_Problem to work on:_
Without the images, set down each entry exactly.

——————————

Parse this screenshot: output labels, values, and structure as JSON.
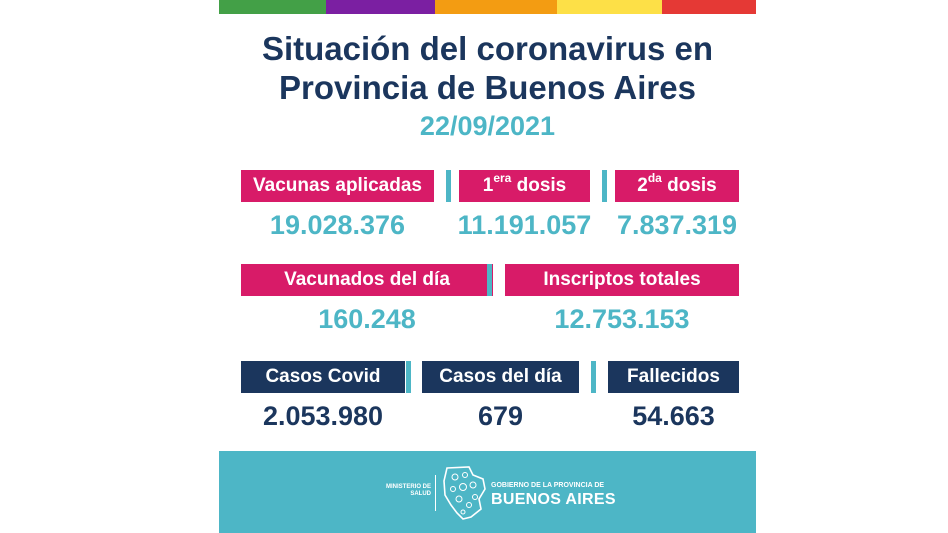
{
  "stripes": [
    "#43a047",
    "#7b1fa2",
    "#f39c12",
    "#fde047",
    "#e53935"
  ],
  "title_line1": "Situación del coronavirus en",
  "title_line2": "Provincia de Buenos Aires",
  "date": "22/09/2021",
  "vacunas": {
    "aplicadas_label": "Vacunas aplicadas",
    "aplicadas_value": "19.028.376",
    "dosis1_num": "1",
    "dosis1_sup": "era",
    "dosis1_word": "dosis",
    "dosis1_value": "11.191.057",
    "dosis2_num": "2",
    "dosis2_sup": "da",
    "dosis2_word": "dosis",
    "dosis2_value": "7.837.319"
  },
  "vacunados": {
    "dia_label": "Vacunados del día",
    "dia_value": "160.248",
    "inscriptos_label": "Inscriptos totales",
    "inscriptos_value": "12.753.153"
  },
  "casos": {
    "covid_label": "Casos Covid",
    "covid_value": "2.053.980",
    "dia_label": "Casos del día",
    "dia_value": "679",
    "fallecidos_label": "Fallecidos",
    "fallecidos_value": "54.663"
  },
  "footer": {
    "ministerio_line1": "MINISTERIO DE",
    "ministerio_line2": "SALUD",
    "gobierno": "GOBIERNO DE LA PROVINCIA DE",
    "provincia": "BUENOS AIRES"
  },
  "colors": {
    "pink": "#d81b68",
    "navy": "#1b365d",
    "teal": "#4db6c6"
  }
}
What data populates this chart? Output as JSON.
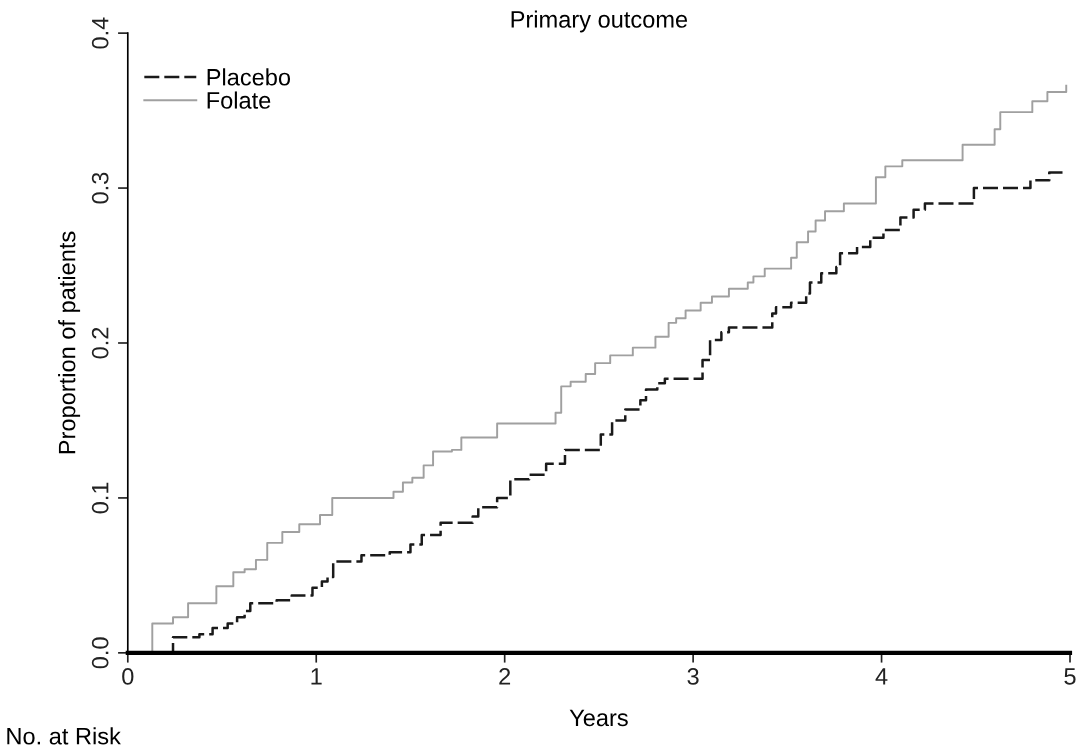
{
  "chart_data": {
    "type": "step",
    "title": "Primary outcome",
    "xlabel": "Years",
    "ylabel": "Proportion of patients",
    "annotations": [
      "No. at Risk"
    ],
    "xlim": [
      0,
      5
    ],
    "ylim": [
      0,
      0.4
    ],
    "xticks": [
      0,
      1,
      2,
      3,
      4,
      5
    ],
    "yticks": [
      {
        "value": 0,
        "label": "0.0"
      },
      {
        "value": 0.1,
        "label": "0.1"
      },
      {
        "value": 0.2,
        "label": "0.2"
      },
      {
        "value": 0.3,
        "label": "0.3"
      },
      {
        "value": 0.4,
        "label": "0.4"
      }
    ],
    "grid": false,
    "legend": "top left",
    "series": [
      {
        "name": "Placebo",
        "color": "#1a1a1a",
        "line_style": "dashed",
        "x": [
          0,
          0.24,
          0.38,
          0.45,
          0.53,
          0.58,
          0.62,
          0.65,
          0.79,
          0.87,
          0.98,
          1.03,
          1.06,
          1.09,
          1.24,
          1.39,
          1.5,
          1.56,
          1.66,
          1.83,
          1.86,
          1.96,
          2.03,
          2.13,
          2.22,
          2.32,
          2.51,
          2.57,
          2.64,
          2.72,
          2.75,
          2.81,
          2.85,
          3.05,
          3.09,
          3.15,
          3.19,
          3.42,
          3.44,
          3.52,
          3.6,
          3.62,
          3.68,
          3.76,
          3.78,
          3.87,
          3.94,
          4.01,
          4.1,
          4.17,
          4.23,
          4.49,
          4.79,
          4.89,
          4.98
        ],
        "values": [
          0,
          0.01,
          0.012,
          0.016,
          0.019,
          0.023,
          0.027,
          0.032,
          0.034,
          0.037,
          0.042,
          0.046,
          0.049,
          0.059,
          0.063,
          0.065,
          0.07,
          0.076,
          0.084,
          0.088,
          0.094,
          0.1,
          0.112,
          0.115,
          0.122,
          0.131,
          0.141,
          0.15,
          0.157,
          0.163,
          0.17,
          0.174,
          0.177,
          0.189,
          0.202,
          0.207,
          0.21,
          0.219,
          0.223,
          0.226,
          0.232,
          0.239,
          0.245,
          0.249,
          0.258,
          0.262,
          0.268,
          0.273,
          0.281,
          0.286,
          0.29,
          0.3,
          0.305,
          0.31,
          0.31
        ]
      },
      {
        "name": "Folate",
        "color": "#a0a0a0",
        "line_style": "solid",
        "x": [
          0,
          0.13,
          0.24,
          0.32,
          0.47,
          0.56,
          0.62,
          0.68,
          0.74,
          0.82,
          0.91,
          1.02,
          1.085,
          1.41,
          1.46,
          1.51,
          1.57,
          1.62,
          1.72,
          1.77,
          1.96,
          2.27,
          2.3,
          2.35,
          2.43,
          2.48,
          2.56,
          2.68,
          2.8,
          2.87,
          2.91,
          2.96,
          3.04,
          3.1,
          3.19,
          3.29,
          3.32,
          3.38,
          3.52,
          3.55,
          3.61,
          3.65,
          3.7,
          3.8,
          3.97,
          4.02,
          4.11,
          4.43,
          4.6,
          4.63,
          4.8,
          4.88,
          4.98
        ],
        "values": [
          0,
          0.019,
          0.023,
          0.032,
          0.043,
          0.052,
          0.054,
          0.06,
          0.071,
          0.078,
          0.083,
          0.089,
          0.1,
          0.104,
          0.11,
          0.113,
          0.121,
          0.13,
          0.131,
          0.139,
          0.148,
          0.155,
          0.172,
          0.175,
          0.18,
          0.187,
          0.192,
          0.197,
          0.204,
          0.213,
          0.216,
          0.221,
          0.226,
          0.23,
          0.235,
          0.239,
          0.243,
          0.248,
          0.255,
          0.265,
          0.272,
          0.279,
          0.285,
          0.29,
          0.307,
          0.314,
          0.318,
          0.328,
          0.338,
          0.349,
          0.356,
          0.362,
          0.366
        ]
      }
    ]
  }
}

——————————

_Result of this task:_
Parse this screenshot: output labels, values, and structure as JSON.
{
  "stripes": [
    "#43a047",
    "#7b1fa2",
    "#f39c12",
    "#fde047",
    "#e53935"
  ],
  "title_line1": "Situación del coronavirus en",
  "title_line2": "Provincia de Buenos Aires",
  "date": "22/09/2021",
  "vacunas": {
    "aplicadas_label": "Vacunas aplicadas",
    "aplicadas_value": "19.028.376",
    "dosis1_num": "1",
    "dosis1_sup": "era",
    "dosis1_word": "dosis",
    "dosis1_value": "11.191.057",
    "dosis2_num": "2",
    "dosis2_sup": "da",
    "dosis2_word": "dosis",
    "dosis2_value": "7.837.319"
  },
  "vacunados": {
    "dia_label": "Vacunados del día",
    "dia_value": "160.248",
    "inscriptos_label": "Inscriptos totales",
    "inscriptos_value": "12.753.153"
  },
  "casos": {
    "covid_label": "Casos Covid",
    "covid_value": "2.053.980",
    "dia_label": "Casos del día",
    "dia_value": "679",
    "fallecidos_label": "Fallecidos",
    "fallecidos_value": "54.663"
  },
  "footer": {
    "ministerio_line1": "MINISTERIO DE",
    "ministerio_line2": "SALUD",
    "gobierno": "GOBIERNO DE LA PROVINCIA DE",
    "provincia": "BUENOS AIRES"
  },
  "colors": {
    "pink": "#d81b68",
    "navy": "#1b365d",
    "teal": "#4db6c6"
  }
}
What data populates this chart? Output as JSON.
{
  "chart_data": {
    "type": "step",
    "title": "Primary outcome",
    "xlabel": "Years",
    "ylabel": "Proportion of patients",
    "annotations": [
      "No. at Risk"
    ],
    "xlim": [
      0,
      5
    ],
    "ylim": [
      0,
      0.4
    ],
    "xticks": [
      0,
      1,
      2,
      3,
      4,
      5
    ],
    "yticks": [
      {
        "value": 0,
        "label": "0.0"
      },
      {
        "value": 0.1,
        "label": "0.1"
      },
      {
        "value": 0.2,
        "label": "0.2"
      },
      {
        "value": 0.3,
        "label": "0.3"
      },
      {
        "value": 0.4,
        "label": "0.4"
      }
    ],
    "grid": false,
    "legend": "top left",
    "series": [
      {
        "name": "Placebo",
        "color": "#1a1a1a",
        "line_style": "dashed",
        "x": [
          0,
          0.24,
          0.38,
          0.45,
          0.53,
          0.58,
          0.62,
          0.65,
          0.79,
          0.87,
          0.98,
          1.03,
          1.06,
          1.09,
          1.24,
          1.39,
          1.5,
          1.56,
          1.66,
          1.83,
          1.86,
          1.96,
          2.03,
          2.13,
          2.22,
          2.32,
          2.51,
          2.57,
          2.64,
          2.72,
          2.75,
          2.81,
          2.85,
          3.05,
          3.09,
          3.15,
          3.19,
          3.42,
          3.44,
          3.52,
          3.6,
          3.62,
          3.68,
          3.76,
          3.78,
          3.87,
          3.94,
          4.01,
          4.1,
          4.17,
          4.23,
          4.49,
          4.79,
          4.89,
          4.98
        ],
        "values": [
          0,
          0.01,
          0.012,
          0.016,
          0.019,
          0.023,
          0.027,
          0.032,
          0.034,
          0.037,
          0.042,
          0.046,
          0.049,
          0.059,
          0.063,
          0.065,
          0.07,
          0.076,
          0.084,
          0.088,
          0.094,
          0.1,
          0.112,
          0.115,
          0.122,
          0.131,
          0.141,
          0.15,
          0.157,
          0.163,
          0.17,
          0.174,
          0.177,
          0.189,
          0.202,
          0.207,
          0.21,
          0.219,
          0.223,
          0.226,
          0.232,
          0.239,
          0.245,
          0.249,
          0.258,
          0.262,
          0.268,
          0.273,
          0.281,
          0.286,
          0.29,
          0.3,
          0.305,
          0.31,
          0.31
        ]
      },
      {
        "name": "Folate",
        "color": "#a0a0a0",
        "line_style": "solid",
        "x": [
          0,
          0.13,
          0.24,
          0.32,
          0.47,
          0.56,
          0.62,
          0.68,
          0.74,
          0.82,
          0.91,
          1.02,
          1.085,
          1.41,
          1.46,
          1.51,
          1.57,
          1.62,
          1.72,
          1.77,
          1.96,
          2.27,
          2.3,
          2.35,
          2.43,
          2.48,
          2.56,
          2.68,
          2.8,
          2.87,
          2.91,
          2.96,
          3.04,
          3.1,
          3.19,
          3.29,
          3.32,
          3.38,
          3.52,
          3.55,
          3.61,
          3.65,
          3.7,
          3.8,
          3.97,
          4.02,
          4.11,
          4.43,
          4.6,
          4.63,
          4.8,
          4.88,
          4.98
        ],
        "values": [
          0,
          0.019,
          0.023,
          0.032,
          0.043,
          0.052,
          0.054,
          0.06,
          0.071,
          0.078,
          0.083,
          0.089,
          0.1,
          0.104,
          0.11,
          0.113,
          0.121,
          0.13,
          0.131,
          0.139,
          0.148,
          0.155,
          0.172,
          0.175,
          0.18,
          0.187,
          0.192,
          0.197,
          0.204,
          0.213,
          0.216,
          0.221,
          0.226,
          0.23,
          0.235,
          0.239,
          0.243,
          0.248,
          0.255,
          0.265,
          0.272,
          0.279,
          0.285,
          0.29,
          0.307,
          0.314,
          0.318,
          0.328,
          0.338,
          0.349,
          0.356,
          0.362,
          0.366
        ]
      }
    ]
  }
}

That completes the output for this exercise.